### STATED GOAL
Retype every line of the data below, word for word and with the punctuation unchanged.

Dataset entries
◆ ◆ ◆ ◆ ◆
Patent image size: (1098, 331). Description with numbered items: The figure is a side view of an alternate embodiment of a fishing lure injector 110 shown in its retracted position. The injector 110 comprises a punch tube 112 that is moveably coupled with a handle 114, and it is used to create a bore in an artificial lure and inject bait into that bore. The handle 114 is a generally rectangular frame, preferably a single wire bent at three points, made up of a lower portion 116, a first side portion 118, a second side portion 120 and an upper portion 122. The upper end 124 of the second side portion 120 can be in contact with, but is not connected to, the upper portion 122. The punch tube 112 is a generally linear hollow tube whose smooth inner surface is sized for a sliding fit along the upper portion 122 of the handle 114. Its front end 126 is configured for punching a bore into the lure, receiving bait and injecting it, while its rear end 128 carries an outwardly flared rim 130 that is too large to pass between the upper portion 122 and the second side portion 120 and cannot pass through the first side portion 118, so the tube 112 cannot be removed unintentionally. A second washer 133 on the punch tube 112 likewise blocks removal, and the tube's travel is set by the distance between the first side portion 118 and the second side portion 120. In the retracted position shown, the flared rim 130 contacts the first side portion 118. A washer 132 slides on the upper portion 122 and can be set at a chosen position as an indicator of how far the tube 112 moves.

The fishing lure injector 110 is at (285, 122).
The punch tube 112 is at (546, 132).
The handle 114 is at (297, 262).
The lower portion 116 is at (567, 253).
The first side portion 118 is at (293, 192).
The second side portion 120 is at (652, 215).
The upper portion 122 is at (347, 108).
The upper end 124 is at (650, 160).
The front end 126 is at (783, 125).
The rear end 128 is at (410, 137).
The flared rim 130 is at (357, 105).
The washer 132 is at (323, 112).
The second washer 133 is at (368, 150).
◆ ◆ ◆ ◆ ◆
### FINAL RESULT
Patent image size: (1098, 331). Description with numbered items: The figure is a side view of an alternate embodiment of a fishing lure injector 110 shown in its retracted position. The injector 110 comprises a punch tube 112 that is moveably coupled with a handle 114, and it is used to create a bore in an artificial lure and inject bait into that bore. The handle 114 is a generally rectangular frame, preferably a single wire bent at three points, made up of a lower portion 116, a first side portion 118, a second side portion 120 and an upper portion 122. The upper end 124 of the second side portion 120 can be in contact with, but is not connected to, the upper portion 122. The punch tube 112 is a generally linear hollow tube whose smooth inner surface is sized for a sliding fit along the upper portion 122 of the handle 114. Its front end 126 is configured for punching a bore into the lure, receiving bait and injecting it, while its rear end 128 carries an outwardly flared rim 130 that is too large to pass between the upper portion 122 and the second side portion 120 and cannot pass through the first side portion 118, so the tube 112 cannot be removed unintentionally. A second washer 133 on the punch tube 112 likewise blocks removal, and the tube's travel is set by the distance between the first side portion 118 and the second side portion 120. In the retracted position shown, the flared rim 130 contacts the first side portion 118. A washer 132 slides on the upper portion 122 and can be set at a chosen position as an indicator of how far the tube 112 moves.

The fishing lure injector 110 is at (285, 122).
The punch tube 112 is at (546, 132).
The handle 114 is at (297, 262).
The lower portion 116 is at (567, 253).
The first side portion 118 is at (293, 192).
The second side portion 120 is at (652, 215).
The upper portion 122 is at (347, 108).
The upper end 124 is at (650, 160).
The front end 126 is at (783, 125).
The rear end 128 is at (410, 137).
The flared rim 130 is at (357, 105).
The washer 132 is at (323, 112).
The second washer 133 is at (368, 150).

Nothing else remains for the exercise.